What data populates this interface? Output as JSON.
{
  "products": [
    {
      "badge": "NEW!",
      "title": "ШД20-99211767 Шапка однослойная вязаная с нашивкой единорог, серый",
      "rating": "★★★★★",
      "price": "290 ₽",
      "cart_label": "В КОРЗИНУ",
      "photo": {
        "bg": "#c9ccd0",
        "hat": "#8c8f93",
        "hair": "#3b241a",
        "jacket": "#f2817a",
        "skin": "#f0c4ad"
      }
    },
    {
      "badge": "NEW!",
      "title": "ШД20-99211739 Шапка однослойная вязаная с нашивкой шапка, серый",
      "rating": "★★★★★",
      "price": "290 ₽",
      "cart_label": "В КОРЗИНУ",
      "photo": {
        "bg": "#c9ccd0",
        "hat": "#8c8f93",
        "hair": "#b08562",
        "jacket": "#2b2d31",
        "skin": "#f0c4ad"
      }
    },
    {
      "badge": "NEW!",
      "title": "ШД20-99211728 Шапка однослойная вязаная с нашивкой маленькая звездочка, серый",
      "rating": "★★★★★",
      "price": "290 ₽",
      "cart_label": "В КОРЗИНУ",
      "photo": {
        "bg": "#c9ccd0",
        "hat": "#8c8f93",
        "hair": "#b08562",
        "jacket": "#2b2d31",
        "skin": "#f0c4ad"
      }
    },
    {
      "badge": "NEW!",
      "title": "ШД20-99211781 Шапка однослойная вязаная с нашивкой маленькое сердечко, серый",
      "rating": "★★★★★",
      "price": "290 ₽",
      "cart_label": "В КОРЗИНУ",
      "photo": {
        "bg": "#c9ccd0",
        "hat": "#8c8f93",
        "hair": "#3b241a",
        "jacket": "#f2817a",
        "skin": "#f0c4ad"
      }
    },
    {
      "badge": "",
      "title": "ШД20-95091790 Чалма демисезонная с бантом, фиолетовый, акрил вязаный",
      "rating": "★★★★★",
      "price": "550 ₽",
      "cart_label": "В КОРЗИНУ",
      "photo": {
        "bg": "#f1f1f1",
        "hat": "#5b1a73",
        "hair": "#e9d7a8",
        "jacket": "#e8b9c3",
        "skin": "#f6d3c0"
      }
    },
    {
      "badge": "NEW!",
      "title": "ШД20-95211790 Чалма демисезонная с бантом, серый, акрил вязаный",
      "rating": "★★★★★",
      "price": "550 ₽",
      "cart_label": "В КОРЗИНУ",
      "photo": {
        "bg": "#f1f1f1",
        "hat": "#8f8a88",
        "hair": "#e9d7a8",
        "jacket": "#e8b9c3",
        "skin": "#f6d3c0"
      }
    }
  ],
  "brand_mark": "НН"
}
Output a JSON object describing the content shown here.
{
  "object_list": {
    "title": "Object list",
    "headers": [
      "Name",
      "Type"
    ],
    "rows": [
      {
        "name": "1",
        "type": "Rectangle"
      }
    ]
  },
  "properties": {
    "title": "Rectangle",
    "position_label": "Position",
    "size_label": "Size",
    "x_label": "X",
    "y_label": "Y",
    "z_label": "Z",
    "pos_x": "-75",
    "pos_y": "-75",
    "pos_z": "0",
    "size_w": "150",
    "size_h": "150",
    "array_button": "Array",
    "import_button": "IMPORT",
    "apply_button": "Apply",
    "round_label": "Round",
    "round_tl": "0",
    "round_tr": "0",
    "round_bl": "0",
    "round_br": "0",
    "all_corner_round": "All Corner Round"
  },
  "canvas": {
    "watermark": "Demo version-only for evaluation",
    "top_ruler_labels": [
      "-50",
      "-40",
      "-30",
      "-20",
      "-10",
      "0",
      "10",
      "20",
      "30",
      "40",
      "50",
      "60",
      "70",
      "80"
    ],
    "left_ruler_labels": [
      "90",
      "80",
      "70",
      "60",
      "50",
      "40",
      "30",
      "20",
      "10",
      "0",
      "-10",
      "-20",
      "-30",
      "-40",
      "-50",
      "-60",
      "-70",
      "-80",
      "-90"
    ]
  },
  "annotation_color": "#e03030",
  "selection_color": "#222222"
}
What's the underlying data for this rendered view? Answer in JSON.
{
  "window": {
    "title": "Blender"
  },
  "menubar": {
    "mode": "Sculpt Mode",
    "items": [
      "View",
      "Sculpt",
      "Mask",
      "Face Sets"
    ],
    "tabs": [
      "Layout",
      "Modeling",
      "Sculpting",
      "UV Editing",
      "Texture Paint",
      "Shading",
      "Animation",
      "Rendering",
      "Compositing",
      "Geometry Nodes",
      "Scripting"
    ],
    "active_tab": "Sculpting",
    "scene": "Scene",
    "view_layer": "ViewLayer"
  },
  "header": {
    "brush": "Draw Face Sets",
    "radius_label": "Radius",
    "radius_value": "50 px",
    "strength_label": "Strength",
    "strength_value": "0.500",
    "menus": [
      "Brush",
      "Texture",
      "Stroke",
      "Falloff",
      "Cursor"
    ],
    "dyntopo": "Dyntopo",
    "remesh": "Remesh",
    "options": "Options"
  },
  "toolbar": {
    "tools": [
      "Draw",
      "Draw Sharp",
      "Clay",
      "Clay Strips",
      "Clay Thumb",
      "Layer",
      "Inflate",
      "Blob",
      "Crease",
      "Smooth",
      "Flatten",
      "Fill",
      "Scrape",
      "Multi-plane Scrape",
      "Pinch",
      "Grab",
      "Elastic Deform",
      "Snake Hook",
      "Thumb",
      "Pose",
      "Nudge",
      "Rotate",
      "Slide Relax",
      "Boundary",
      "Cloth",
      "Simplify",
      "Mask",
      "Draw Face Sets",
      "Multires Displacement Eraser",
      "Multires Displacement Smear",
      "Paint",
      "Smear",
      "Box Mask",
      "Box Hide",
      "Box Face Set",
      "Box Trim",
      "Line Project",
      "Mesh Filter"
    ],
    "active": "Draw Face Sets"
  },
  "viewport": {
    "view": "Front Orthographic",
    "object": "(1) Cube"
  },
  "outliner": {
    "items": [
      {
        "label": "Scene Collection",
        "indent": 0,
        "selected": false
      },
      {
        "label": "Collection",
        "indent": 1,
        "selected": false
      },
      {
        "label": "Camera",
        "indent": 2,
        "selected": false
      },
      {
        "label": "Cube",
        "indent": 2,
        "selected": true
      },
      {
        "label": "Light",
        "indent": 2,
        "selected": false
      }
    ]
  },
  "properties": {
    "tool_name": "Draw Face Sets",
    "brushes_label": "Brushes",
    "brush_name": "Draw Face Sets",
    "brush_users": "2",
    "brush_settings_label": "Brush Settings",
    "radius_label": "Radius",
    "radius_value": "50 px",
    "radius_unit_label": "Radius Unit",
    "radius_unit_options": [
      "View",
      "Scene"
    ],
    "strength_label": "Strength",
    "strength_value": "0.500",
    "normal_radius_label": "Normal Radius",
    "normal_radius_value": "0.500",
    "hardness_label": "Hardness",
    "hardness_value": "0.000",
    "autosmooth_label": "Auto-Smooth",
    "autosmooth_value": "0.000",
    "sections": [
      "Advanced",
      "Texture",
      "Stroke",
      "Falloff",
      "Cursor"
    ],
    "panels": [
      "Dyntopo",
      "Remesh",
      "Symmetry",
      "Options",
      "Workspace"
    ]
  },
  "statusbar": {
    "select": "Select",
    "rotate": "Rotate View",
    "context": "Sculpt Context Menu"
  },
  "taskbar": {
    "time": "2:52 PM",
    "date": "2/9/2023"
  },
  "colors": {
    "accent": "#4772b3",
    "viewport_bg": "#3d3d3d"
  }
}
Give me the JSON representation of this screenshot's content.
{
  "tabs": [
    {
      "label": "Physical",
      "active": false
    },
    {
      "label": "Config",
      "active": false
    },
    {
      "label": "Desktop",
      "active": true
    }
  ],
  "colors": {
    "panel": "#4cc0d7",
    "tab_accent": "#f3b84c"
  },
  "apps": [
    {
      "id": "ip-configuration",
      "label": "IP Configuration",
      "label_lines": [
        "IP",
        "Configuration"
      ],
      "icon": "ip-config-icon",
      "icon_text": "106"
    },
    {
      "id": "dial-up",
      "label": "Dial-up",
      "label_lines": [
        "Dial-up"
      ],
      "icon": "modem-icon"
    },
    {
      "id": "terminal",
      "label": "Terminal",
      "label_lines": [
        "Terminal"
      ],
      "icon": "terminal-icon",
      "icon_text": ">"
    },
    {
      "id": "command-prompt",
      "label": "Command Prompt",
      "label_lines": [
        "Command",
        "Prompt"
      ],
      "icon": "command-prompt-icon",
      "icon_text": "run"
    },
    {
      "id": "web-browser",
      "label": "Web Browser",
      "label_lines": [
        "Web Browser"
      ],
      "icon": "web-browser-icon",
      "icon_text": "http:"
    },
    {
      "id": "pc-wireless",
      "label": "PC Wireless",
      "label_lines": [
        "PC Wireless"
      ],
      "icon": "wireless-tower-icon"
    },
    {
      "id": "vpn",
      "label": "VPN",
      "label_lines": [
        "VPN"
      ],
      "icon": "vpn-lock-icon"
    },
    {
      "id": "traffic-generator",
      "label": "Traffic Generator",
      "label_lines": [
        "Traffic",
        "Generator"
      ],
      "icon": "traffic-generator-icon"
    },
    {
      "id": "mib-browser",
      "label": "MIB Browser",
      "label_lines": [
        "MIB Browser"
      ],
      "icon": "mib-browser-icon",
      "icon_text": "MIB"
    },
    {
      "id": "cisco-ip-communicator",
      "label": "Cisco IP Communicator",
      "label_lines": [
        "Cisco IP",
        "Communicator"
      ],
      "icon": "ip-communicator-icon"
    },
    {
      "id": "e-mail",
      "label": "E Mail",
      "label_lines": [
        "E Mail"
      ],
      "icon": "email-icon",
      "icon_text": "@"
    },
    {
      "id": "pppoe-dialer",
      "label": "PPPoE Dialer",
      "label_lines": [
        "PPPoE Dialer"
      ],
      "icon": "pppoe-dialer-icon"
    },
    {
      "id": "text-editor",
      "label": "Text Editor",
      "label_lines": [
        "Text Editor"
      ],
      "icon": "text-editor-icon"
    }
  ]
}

**Aim**
Gather each line of the listing that holds the string "this".

**Reply to the task**
What data populates this interface? Output as JSON.
What's the underlying data for this rendered view? Answer in JSON.
Give me the JSON representation of this screenshot's content.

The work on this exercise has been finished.